PROBLEM DESCRIPTION:
Every line of the data that contains the string "anzeigen" must be copied.

STORED ROWS:
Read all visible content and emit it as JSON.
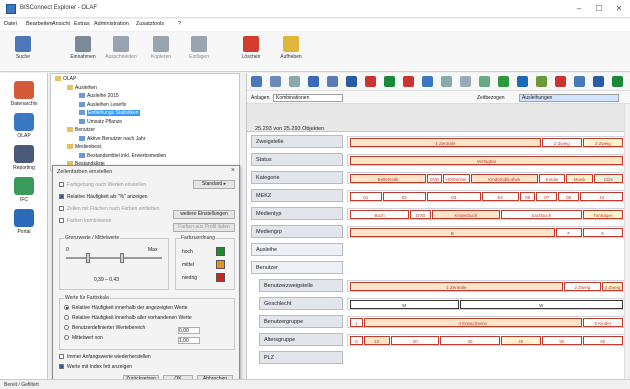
{
  "window": {
    "title": "BISConnect Explorer - OLAF",
    "controls": [
      "–",
      "☐",
      "✕"
    ]
  },
  "menu": [
    "Datei",
    "Bearbeiten",
    "Ansicht",
    "Extras",
    "Administration",
    "Zusatztools",
    "?"
  ],
  "ribbon": [
    {
      "label": "Suche",
      "icon": "search-icon",
      "disabled": false
    },
    {
      "label": "Einnahmen",
      "icon": "satellite-icon",
      "disabled": false
    },
    {
      "label": "Ausschneiden",
      "icon": "scissors-icon",
      "disabled": true
    },
    {
      "label": "Kopieren",
      "icon": "copy-icon",
      "disabled": true
    },
    {
      "label": "Einfügen",
      "icon": "paste-icon",
      "disabled": true
    },
    {
      "label": "Löschen",
      "icon": "delete-icon",
      "disabled": false
    },
    {
      "label": "Aufheben",
      "icon": "folder-icon",
      "disabled": false
    }
  ],
  "sidebar": [
    {
      "label": "Datenarchiv",
      "icon": "archive-icon"
    },
    {
      "label": "OLAP",
      "icon": "olap-icon"
    },
    {
      "label": "Reporting",
      "icon": "report-icon"
    },
    {
      "label": "IFC",
      "icon": "ifc-icon"
    },
    {
      "label": "Portal",
      "icon": "portal-icon"
    }
  ],
  "tree": [
    {
      "label": "OLAP",
      "level": 0,
      "selected": false
    },
    {
      "label": "Ausleihen",
      "level": 1,
      "selected": false
    },
    {
      "label": "Ausleihe 2015",
      "level": 2,
      "selected": false
    },
    {
      "label": "Ausleihen Lesefix",
      "level": 2,
      "selected": false
    },
    {
      "label": "Entleihungs Statistiken",
      "level": 2,
      "selected": true
    },
    {
      "label": "Umsatz Pflanze",
      "level": 2,
      "selected": false
    },
    {
      "label": "Benutzer",
      "level": 1,
      "selected": false
    },
    {
      "label": "Aktive Benutzer nach Jahr",
      "level": 2,
      "selected": false
    },
    {
      "label": "Medienbest.",
      "level": 1,
      "selected": false
    },
    {
      "label": "Bestandsmittel inkl. Erwerbsmedien",
      "level": 2,
      "selected": false
    },
    {
      "label": "Bestandsliste",
      "level": 1,
      "selected": false
    }
  ],
  "dialog": {
    "title": "Zellenfarben einstellen",
    "close": "×",
    "options": [
      {
        "label": "Farbgebung nach Werten einstellen",
        "checked": false,
        "disabled": true
      },
      {
        "label": "Relative Häufigkeit als \"%\" anzeigen",
        "checked": true,
        "disabled": false
      },
      {
        "label": "Zellen mit Flächen nach Farben einfärben",
        "checked": false,
        "disabled": true
      },
      {
        "label": "Farben kombinieren",
        "checked": false,
        "disabled": true
      }
    ],
    "btn_standard": "Standard ▸",
    "btn_weitere": "weitere Einstellungen",
    "btn_farben": "Farben aus Profil laden",
    "group_range": "Grenzwerte / Mittelwerte",
    "range_low": "0",
    "range_high": "Max",
    "range_value": "0,39 – 0,43",
    "group_colors": "Farbzuordnung",
    "color_rows": [
      {
        "label": "hoch",
        "color": "#1f8a2e"
      },
      {
        "label": "mittel",
        "color": "#e8901a"
      },
      {
        "label": "niedrig",
        "color": "#c62828"
      }
    ],
    "group_filter": "Werte für Farbskala",
    "filter_options": [
      {
        "label": "Relative Häufigkeit innerhalb der angezeigten Werte",
        "checked": true
      },
      {
        "label": "Relative Häufigkeit innerhalb aller vorhandenen Werte",
        "checked": false
      },
      {
        "label": "Benutzerdefinierter Wertebereich",
        "checked": false
      },
      {
        "label": "Mittelwert von",
        "checked": false
      }
    ],
    "min_value": "0,00",
    "max_value": "1,00",
    "bottom_checks": [
      {
        "label": "Immer Anfangswerte wiederherstellen",
        "checked": false
      },
      {
        "label": "Werte mit Index fett anzeigen",
        "checked": true
      }
    ],
    "btn_reset": "Zurücksetzen",
    "btn_ok": "OK",
    "btn_cancel": "Abbrechen"
  },
  "main": {
    "filter_label": "Anlagen",
    "filter_value": "Kombinationen",
    "filter_label2": "Zeitbezogen",
    "filter_value2": "Ausleihungen",
    "count_text": "25.293 von 25.293 Objekten",
    "rows": [
      {
        "label": "Zweigstelle",
        "indent": false,
        "group": false,
        "segs": [
          {
            "t": "1 Zentrale",
            "w": 0.7,
            "c": "#fde6c8",
            "fc": "#c0392b"
          },
          {
            "t": "2 Zweig",
            "w": 0.15,
            "c": "#fff",
            "fc": "#c0392b"
          },
          {
            "t": "3 Zweig",
            "w": 0.15,
            "c": "#fff6d0",
            "fc": "#c0392b"
          }
        ]
      },
      {
        "label": "Status",
        "indent": false,
        "group": false,
        "segs": [
          {
            "t": "Verfügbar",
            "w": 1.0,
            "c": "#fde6c8",
            "fc": "#c0392b"
          }
        ]
      },
      {
        "label": "Kategorie",
        "indent": false,
        "group": false,
        "segs": [
          {
            "t": "Belletristik",
            "w": 0.28,
            "c": "#fde6c8",
            "fc": "#c0392b"
          },
          {
            "t": "DVD",
            "w": 0.06,
            "c": "#fff",
            "fc": "#c0392b"
          },
          {
            "t": "Hörbücher",
            "w": 0.1,
            "c": "#fff",
            "fc": "#c0392b"
          },
          {
            "t": "Kinderbibliothek",
            "w": 0.25,
            "c": "#fde6c8",
            "fc": "#c0392b"
          },
          {
            "t": "Kinder",
            "w": 0.1,
            "c": "#fff",
            "fc": "#c0392b"
          },
          {
            "t": "Musik",
            "w": 0.1,
            "c": "#fff6d0",
            "fc": "#c0392b"
          },
          {
            "t": "CDs",
            "w": 0.11,
            "c": "#e6f5e0",
            "fc": "#c0392b"
          }
        ]
      },
      {
        "label": "MEKZ",
        "indent": false,
        "group": false,
        "segs": [
          {
            "t": "01",
            "w": 0.12,
            "c": "#fff",
            "fc": "#c0392b"
          },
          {
            "t": "02",
            "w": 0.16,
            "c": "#fff",
            "fc": "#c0392b"
          },
          {
            "t": "03",
            "w": 0.2,
            "c": "#fff",
            "fc": "#c0392b"
          },
          {
            "t": "04",
            "w": 0.14,
            "c": "#fff",
            "fc": "#c0392b"
          },
          {
            "t": "05",
            "w": 0.06,
            "c": "#fff",
            "fc": "#c0392b"
          },
          {
            "t": "07",
            "w": 0.08,
            "c": "#fff",
            "fc": "#c0392b"
          },
          {
            "t": "08",
            "w": 0.08,
            "c": "#fff",
            "fc": "#c0392b"
          },
          {
            "t": "10",
            "w": 0.16,
            "c": "#fff",
            "fc": "#c0392b"
          }
        ]
      },
      {
        "label": "Medientyp",
        "indent": false,
        "group": false,
        "segs": [
          {
            "t": "Buch",
            "w": 0.22,
            "c": "#fff",
            "fc": "#c0392b"
          },
          {
            "t": "DVD",
            "w": 0.08,
            "c": "#fff",
            "fc": "#c0392b"
          },
          {
            "t": "Kinderbuch",
            "w": 0.25,
            "c": "#fde6c8",
            "fc": "#c0392b"
          },
          {
            "t": "Sachbuch",
            "w": 0.3,
            "c": "#fff",
            "fc": "#c0392b"
          },
          {
            "t": "Tonträger",
            "w": 0.15,
            "c": "#fff6d0",
            "fc": "#c0392b"
          }
        ]
      },
      {
        "label": "Mediengrp",
        "indent": false,
        "group": false,
        "segs": [
          {
            "t": "B",
            "w": 0.75,
            "c": "#fde6c8",
            "fc": "#c0392b"
          },
          {
            "t": "F",
            "w": 0.1,
            "c": "#fff",
            "fc": "#c0392b"
          },
          {
            "t": "K",
            "w": 0.15,
            "c": "#fff",
            "fc": "#c0392b"
          }
        ]
      },
      {
        "label": "Ausleihe",
        "indent": false,
        "group": true,
        "segs": []
      },
      {
        "label": "Benutzer",
        "indent": false,
        "group": true,
        "segs": []
      },
      {
        "label": "Benutzerzweigstelle",
        "indent": true,
        "group": false,
        "segs": [
          {
            "t": "1 Zentrale",
            "w": 0.78,
            "c": "#fde6c8",
            "fc": "#c0392b"
          },
          {
            "t": "2 Zweig",
            "w": 0.14,
            "c": "#fff",
            "fc": "#c0392b"
          },
          {
            "t": "3 Zweig",
            "w": 0.08,
            "c": "#fff6d0",
            "fc": "#c0392b"
          }
        ]
      },
      {
        "label": "Geschlecht",
        "indent": true,
        "group": false,
        "segs": [
          {
            "t": "M",
            "w": 0.4,
            "c": "#fff",
            "fc": "#333"
          },
          {
            "t": "W",
            "w": 0.6,
            "c": "#fff",
            "fc": "#333"
          }
        ]
      },
      {
        "label": "Benutzergruppe",
        "indent": true,
        "group": false,
        "segs": [
          {
            "t": "1",
            "w": 0.05,
            "c": "#fff",
            "fc": "#c0392b"
          },
          {
            "t": "4 Erwachsene",
            "w": 0.8,
            "c": "#fde6c8",
            "fc": "#c0392b"
          },
          {
            "t": "5 Kinder",
            "w": 0.15,
            "c": "#fff",
            "fc": "#c0392b"
          }
        ]
      },
      {
        "label": "Altersgruppe",
        "indent": true,
        "group": false,
        "segs": [
          {
            "t": "0",
            "w": 0.05,
            "c": "#fff",
            "fc": "#c0392b"
          },
          {
            "t": "10",
            "w": 0.1,
            "c": "#fde6c8",
            "fc": "#c0392b"
          },
          {
            "t": "20",
            "w": 0.18,
            "c": "#fff",
            "fc": "#c0392b"
          },
          {
            "t": "30",
            "w": 0.22,
            "c": "#fff",
            "fc": "#c0392b"
          },
          {
            "t": "40",
            "w": 0.15,
            "c": "#fff6d0",
            "fc": "#c0392b"
          },
          {
            "t": "50",
            "w": 0.15,
            "c": "#fff",
            "fc": "#c0392b"
          },
          {
            "t": "60",
            "w": 0.15,
            "c": "#fff",
            "fc": "#c0392b"
          }
        ]
      },
      {
        "label": "PLZ",
        "indent": true,
        "group": false,
        "segs": []
      }
    ]
  },
  "status": "Bereit / Gefiltert"
}
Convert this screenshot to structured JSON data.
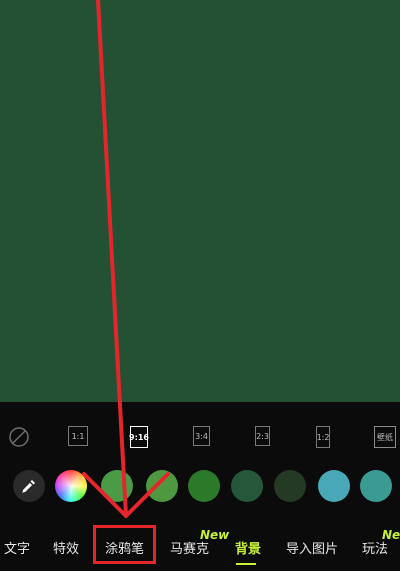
{
  "canvas": {
    "background": "#245033"
  },
  "aspect_ratios": [
    {
      "label": "1:1"
    },
    {
      "label": "9:16"
    },
    {
      "label": "3:4"
    },
    {
      "label": "2:3"
    },
    {
      "label": "1:2"
    },
    {
      "label": "壁纸"
    }
  ],
  "selected_ratio": "9:16",
  "colors": [
    "#4a9a46",
    "#4e9940",
    "#2b7a2a",
    "#25573a",
    "#243a25",
    "#48a8b7",
    "#3a9b93"
  ],
  "tabs": [
    {
      "label": "文字"
    },
    {
      "label": "特效"
    },
    {
      "label": "涂鸦笔"
    },
    {
      "label": "马赛克"
    },
    {
      "label": "背景"
    },
    {
      "label": "导入图片"
    },
    {
      "label": "玩法"
    }
  ],
  "active_tab": "背景",
  "badges": {
    "mosaic_new": "New",
    "play_new": "New"
  },
  "accent_color": "#c7f03a",
  "annotation_color": "#e3262c"
}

OUTPUT:
        "label": "Relative Häufigkeit als \"%\" anzeigen",
        "label": "Werte mit Index fett anzeigen",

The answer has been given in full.